** START Provided records **
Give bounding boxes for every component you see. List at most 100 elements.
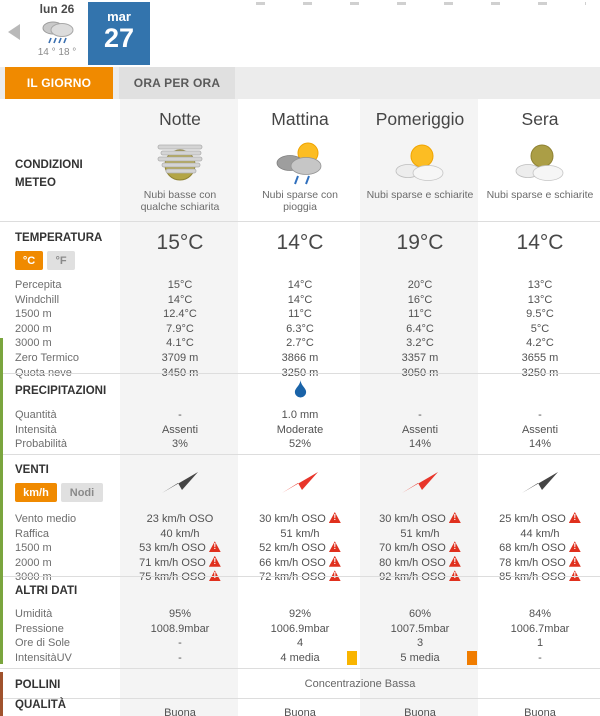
section-label: TEMPERATURA (15, 232, 103, 244)
column-stripe-pomeriggio (360, 99, 478, 716)
warning-icon (328, 512, 341, 523)
column-header-notte: Notte (159, 108, 201, 129)
column-header-sera: Sera (521, 108, 559, 129)
table-row: Pressione 1008.9mbar 1006.9mbar 1007.5mb… (15, 622, 570, 635)
clipped-next-days (256, 2, 586, 5)
table-row: Raffica 40 km/h 51 km/h 51 km/h 44 km/h (15, 527, 560, 540)
table-row: Quota neve 3450 m 3250 m 3050 m 3250 m (15, 366, 559, 379)
condition-cell: Nubi sparse e schiarite (360, 139, 480, 221)
wind-direction-arrow-icon (480, 460, 600, 504)
previous-day-temps: 14 ° 18 ° (37, 47, 77, 58)
wind-direction-arrow-icon (120, 460, 240, 504)
section-qualita-aria: QUALITÀ DELL'ARIA Buona Buona Buona Buon… (0, 698, 600, 716)
section-condizioni-meteo: CONDIZIONI METEO (0, 139, 600, 221)
condition-description: Nubi sparse e schiarite (366, 189, 474, 201)
section-altri-dati: ALTRI DATI Umidità 95% 92% 60% 84% Press… (0, 576, 600, 668)
section-label: CONDIZIONI METEO (15, 159, 83, 189)
condition-cell: Nubi sparse con pioggia (240, 139, 360, 221)
air-quality-value: Buona (524, 706, 556, 716)
table-row: Quantità - 1.0 mm - - (15, 409, 542, 421)
air-quality-value: Buona (164, 706, 196, 716)
day-navigation-bar: lun 26 14 ° 18 ° mar 27 (0, 0, 600, 67)
warning-icon (568, 541, 581, 553)
column-stripe-notte (120, 99, 238, 716)
warning-icon (448, 541, 461, 553)
table-row: Windchill 14°C 14°C 16°C 13°C (15, 293, 553, 306)
previous-day-label: lun 26 (39, 2, 75, 16)
tab-il-giorno[interactable]: IL GIORNO (5, 67, 113, 99)
wind-direction-arrow-icon (360, 460, 480, 504)
pollini-value: Concentrazione Bassa (304, 677, 416, 690)
condition-cell: Nubi basse con qualche schiarita (120, 139, 240, 221)
moon-low-clouds-icon (120, 139, 240, 189)
table-row: 3000 m 4.1°C 2.7°C 3.2°C 4.2°C (15, 337, 554, 350)
warning-icon (448, 512, 461, 523)
table-row: Percepita 15°C 14°C 20°C 13°C (15, 279, 553, 291)
view-tabs: IL GIORNO ORA PER ORA (0, 67, 600, 99)
wind-direction-arrow-icon (240, 460, 360, 504)
sun-clouds-icon (360, 139, 480, 189)
wind-unit-toggle: km/h Nodi (15, 483, 120, 502)
table-row: Vento medio 23 km/h OSO 30 km/h OSO 30 k… (0, 512, 600, 527)
air-quality-value: Buona (284, 706, 316, 716)
kmh-toggle-button[interactable]: km/h (15, 483, 57, 502)
condition-cell: Nubi sparse e schiarite (480, 139, 600, 221)
uv-index-badge (347, 650, 357, 665)
section-label: POLLINI (15, 678, 61, 691)
rain-cloud-icon (39, 18, 75, 46)
air-quality-value: Buona (404, 706, 436, 716)
water-drop-icon (240, 379, 360, 403)
warning-icon (208, 541, 221, 553)
temperature-unit-toggle: °C °F (15, 251, 120, 270)
fahrenheit-toggle-button[interactable]: °F (47, 251, 75, 270)
section-label: QUALITÀ DELL'ARIA (15, 698, 67, 711)
warning-icon (568, 555, 581, 567)
table-row: IntensitàUV - 4 media 5 media - (15, 650, 542, 665)
previous-day-arrow-icon[interactable] (8, 24, 20, 40)
table-row: 2000 m 71 km/h OSO 66 km/h OSO 80 km/h O… (0, 555, 600, 571)
warning-icon (208, 555, 221, 567)
selected-day-number: 27 (103, 23, 135, 53)
section-label: VENTI (15, 464, 49, 476)
column-header-mattina: Mattina (271, 108, 329, 129)
condition-description: Nubi sparse con pioggia (262, 189, 338, 213)
table-row: Ore di Sole - 4 3 1 (15, 637, 544, 650)
table-row: Intensità Assenti Moderate Assenti Assen… (15, 423, 559, 436)
section-temperatura: TEMPERATURA °C °F 15°C 14°C 19°C 14°C Pe… (0, 221, 600, 379)
table-row: 1500 m 12.4°C 11°C 11°C 9.5°C (15, 308, 554, 321)
section-precipitazioni: PRECIPITAZIONI Quantità - 1.0 mm - (0, 373, 600, 454)
selected-day-card[interactable]: mar 27 (88, 2, 150, 65)
warning-icon (568, 512, 581, 523)
main-temperature: 14°C (276, 231, 324, 254)
warning-icon (448, 555, 461, 567)
section-venti: VENTI km/h Nodi (0, 454, 600, 583)
tab-ora-per-ora[interactable]: ORA PER ORA (119, 67, 235, 99)
left-edge-green-strip (0, 338, 3, 664)
celsius-toggle-button[interactable]: °C (15, 251, 43, 270)
selected-day-weekday: mar (107, 9, 131, 24)
table-row: Zero Termico 3709 m 3866 m 3357 m 3655 m (15, 351, 559, 364)
forecast-table: Notte Mattina Pomeriggio Sera CONDIZIONI… (0, 99, 600, 716)
table-row: 2000 m 7.9°C 6.3°C 6.4°C 5°C (15, 322, 550, 335)
warning-icon (328, 541, 341, 553)
main-temperature: 15°C (156, 231, 204, 254)
table-row: Probabilità 3% 52% 14% 14% (15, 438, 552, 451)
section-label: ALTRI DATI (15, 585, 78, 597)
sun-cloud-rain-icon (240, 139, 360, 189)
main-temperature: 14°C (516, 231, 564, 254)
table-row: 1500 m 53 km/h OSO 52 km/h OSO 70 km/h O… (0, 541, 600, 556)
table-row: Umidità 95% 92% 60% 84% (15, 608, 552, 620)
previous-day-card[interactable]: lun 26 14 ° 18 ° (28, 2, 86, 58)
column-headers: Notte Mattina Pomeriggio Sera (0, 99, 600, 139)
section-pollini: POLLINI Concentrazione Bassa (0, 668, 600, 698)
main-temperature: 19°C (396, 231, 444, 254)
warning-icon (328, 555, 341, 567)
column-header-pomeriggio: Pomeriggio (375, 108, 465, 129)
knots-toggle-button[interactable]: Nodi (61, 483, 103, 502)
moon-clouds-icon (480, 139, 600, 189)
uv-index-badge (467, 650, 477, 665)
condition-description: Nubi sparse e schiarite (486, 189, 594, 201)
left-edge-brown-strip (0, 672, 3, 716)
condition-description: Nubi basse con qualche schiarita (140, 189, 220, 213)
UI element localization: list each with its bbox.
** END Provided records **
__Instruction__.
Reproduce the listing above line for line, leaving out the picture.

__Exercise result__.
Give bounding boxes for every component you see. List at most 100 elements.
section-label: TEMPERATURA (15, 232, 103, 244)
column-stripe-pomeriggio (360, 99, 478, 716)
warning-icon (328, 512, 341, 523)
column-header-notte: Notte (159, 108, 201, 129)
column-header-sera: Sera (521, 108, 559, 129)
table-row: Pressione 1008.9mbar 1006.9mbar 1007.5mb… (15, 622, 570, 635)
clipped-next-days (256, 2, 586, 5)
table-row: Raffica 40 km/h 51 km/h 51 km/h 44 km/h (15, 527, 560, 540)
table-row: Quota neve 3450 m 3250 m 3050 m 3250 m (15, 366, 559, 379)
condition-cell: Nubi sparse e schiarite (360, 139, 480, 221)
wind-direction-arrow-icon (480, 460, 600, 504)
previous-day-temps: 14 ° 18 ° (37, 47, 77, 58)
wind-direction-arrow-icon (120, 460, 240, 504)
section-qualita-aria: QUALITÀ DELL'ARIA Buona Buona Buona Buon… (0, 698, 600, 716)
section-condizioni-meteo: CONDIZIONI METEO (0, 139, 600, 221)
condition-description: Nubi sparse e schiarite (366, 189, 474, 201)
section-altri-dati: ALTRI DATI Umidità 95% 92% 60% 84% Press… (0, 576, 600, 668)
section-label: CONDIZIONI METEO (15, 159, 83, 189)
condition-cell: Nubi sparse con pioggia (240, 139, 360, 221)
air-quality-value: Buona (524, 706, 556, 716)
table-row: Quantità - 1.0 mm - - (15, 409, 542, 421)
air-quality-value: Buona (164, 706, 196, 716)
day-navigation-bar: lun 26 14 ° 18 ° mar 27 (0, 0, 600, 67)
warning-icon (568, 541, 581, 553)
column-stripe-notte (120, 99, 238, 716)
warning-icon (448, 541, 461, 553)
table-row: Windchill 14°C 14°C 16°C 13°C (15, 293, 553, 306)
previous-day-label: lun 26 (39, 2, 75, 16)
tab-il-giorno[interactable]: IL GIORNO (5, 67, 113, 99)
wind-direction-arrow-icon (360, 460, 480, 504)
pollini-value: Concentrazione Bassa (304, 677, 416, 690)
condition-cell: Nubi basse con qualche schiarita (120, 139, 240, 221)
moon-low-clouds-icon (120, 139, 240, 189)
table-row: 3000 m 4.1°C 2.7°C 3.2°C 4.2°C (15, 337, 554, 350)
warning-icon (448, 512, 461, 523)
table-row: Percepita 15°C 14°C 20°C 13°C (15, 279, 553, 291)
view-tabs: IL GIORNO ORA PER ORA (0, 67, 600, 99)
wind-direction-arrow-icon (240, 460, 360, 504)
sun-clouds-icon (360, 139, 480, 189)
wind-unit-toggle: km/h Nodi (15, 483, 120, 502)
table-row: Vento medio 23 km/h OSO 30 km/h OSO 30 k… (0, 512, 600, 527)
air-quality-value: Buona (284, 706, 316, 716)
kmh-toggle-button[interactable]: km/h (15, 483, 57, 502)
condition-cell: Nubi sparse e schiarite (480, 139, 600, 221)
uv-index-badge (347, 650, 357, 665)
section-label: POLLINI (15, 678, 61, 691)
rain-cloud-icon (39, 18, 75, 46)
air-quality-value: Buona (404, 706, 436, 716)
water-drop-icon (240, 379, 360, 403)
warning-icon (208, 541, 221, 553)
temperature-unit-toggle: °C °F (15, 251, 120, 270)
fahrenheit-toggle-button[interactable]: °F (47, 251, 75, 270)
section-label: QUALITÀ DELL'ARIA (15, 698, 67, 711)
warning-icon (568, 555, 581, 567)
table-row: IntensitàUV - 4 media 5 media - (15, 650, 542, 665)
previous-day-arrow-icon[interactable] (8, 24, 20, 40)
table-row: 2000 m 71 km/h OSO 66 km/h OSO 80 km/h O… (0, 555, 600, 571)
warning-icon (208, 555, 221, 567)
selected-day-number: 27 (103, 23, 135, 53)
section-label: VENTI (15, 464, 49, 476)
column-header-mattina: Mattina (271, 108, 329, 129)
condition-description: Nubi sparse con pioggia (262, 189, 338, 213)
table-row: Ore di Sole - 4 3 1 (15, 637, 544, 650)
table-row: Intensità Assenti Moderate Assenti Assen… (15, 423, 559, 436)
section-temperatura: TEMPERATURA °C °F 15°C 14°C 19°C 14°C Pe… (0, 221, 600, 379)
table-row: 1500 m 12.4°C 11°C 11°C 9.5°C (15, 308, 554, 321)
section-precipitazioni: PRECIPITAZIONI Quantità - 1.0 mm - (0, 373, 600, 454)
selected-day-card[interactable]: mar 27 (88, 2, 150, 65)
warning-icon (568, 512, 581, 523)
main-temperature: 14°C (276, 231, 324, 254)
warning-icon (448, 555, 461, 567)
section-venti: VENTI km/h Nodi (0, 454, 600, 583)
tab-ora-per-ora[interactable]: ORA PER ORA (119, 67, 235, 99)
left-edge-green-strip (0, 338, 3, 664)
celsius-toggle-button[interactable]: °C (15, 251, 43, 270)
selected-day-weekday: mar (107, 9, 131, 24)
table-row: Zero Termico 3709 m 3866 m 3357 m 3655 m (15, 351, 559, 364)
forecast-table: Notte Mattina Pomeriggio Sera CONDIZIONI… (0, 99, 600, 716)
table-row: 2000 m 7.9°C 6.3°C 6.4°C 5°C (15, 322, 550, 335)
warning-icon (328, 541, 341, 553)
main-temperature: 15°C (156, 231, 204, 254)
table-row: Probabilità 3% 52% 14% 14% (15, 438, 552, 451)
section-label: ALTRI DATI (15, 585, 78, 597)
sun-cloud-rain-icon (240, 139, 360, 189)
main-temperature: 14°C (516, 231, 564, 254)
table-row: 1500 m 53 km/h OSO 52 km/h OSO 70 km/h O… (0, 541, 600, 556)
table-row: Umidità 95% 92% 60% 84% (15, 608, 552, 620)
previous-day-card[interactable]: lun 26 14 ° 18 ° (28, 2, 86, 58)
column-headers: Notte Mattina Pomeriggio Sera (0, 99, 600, 139)
section-pollini: POLLINI Concentrazione Bassa (0, 668, 600, 698)
main-temperature: 19°C (396, 231, 444, 254)
warning-icon (328, 555, 341, 567)
column-header-pomeriggio: Pomeriggio (375, 108, 465, 129)
knots-toggle-button[interactable]: Nodi (61, 483, 103, 502)
moon-clouds-icon (480, 139, 600, 189)
uv-index-badge (467, 650, 477, 665)
condition-description: Nubi sparse e schiarite (486, 189, 594, 201)
left-edge-brown-strip (0, 672, 3, 716)
condition-description: Nubi basse con qualche schiarita (140, 189, 220, 213)
UI element localization: list each with its bbox.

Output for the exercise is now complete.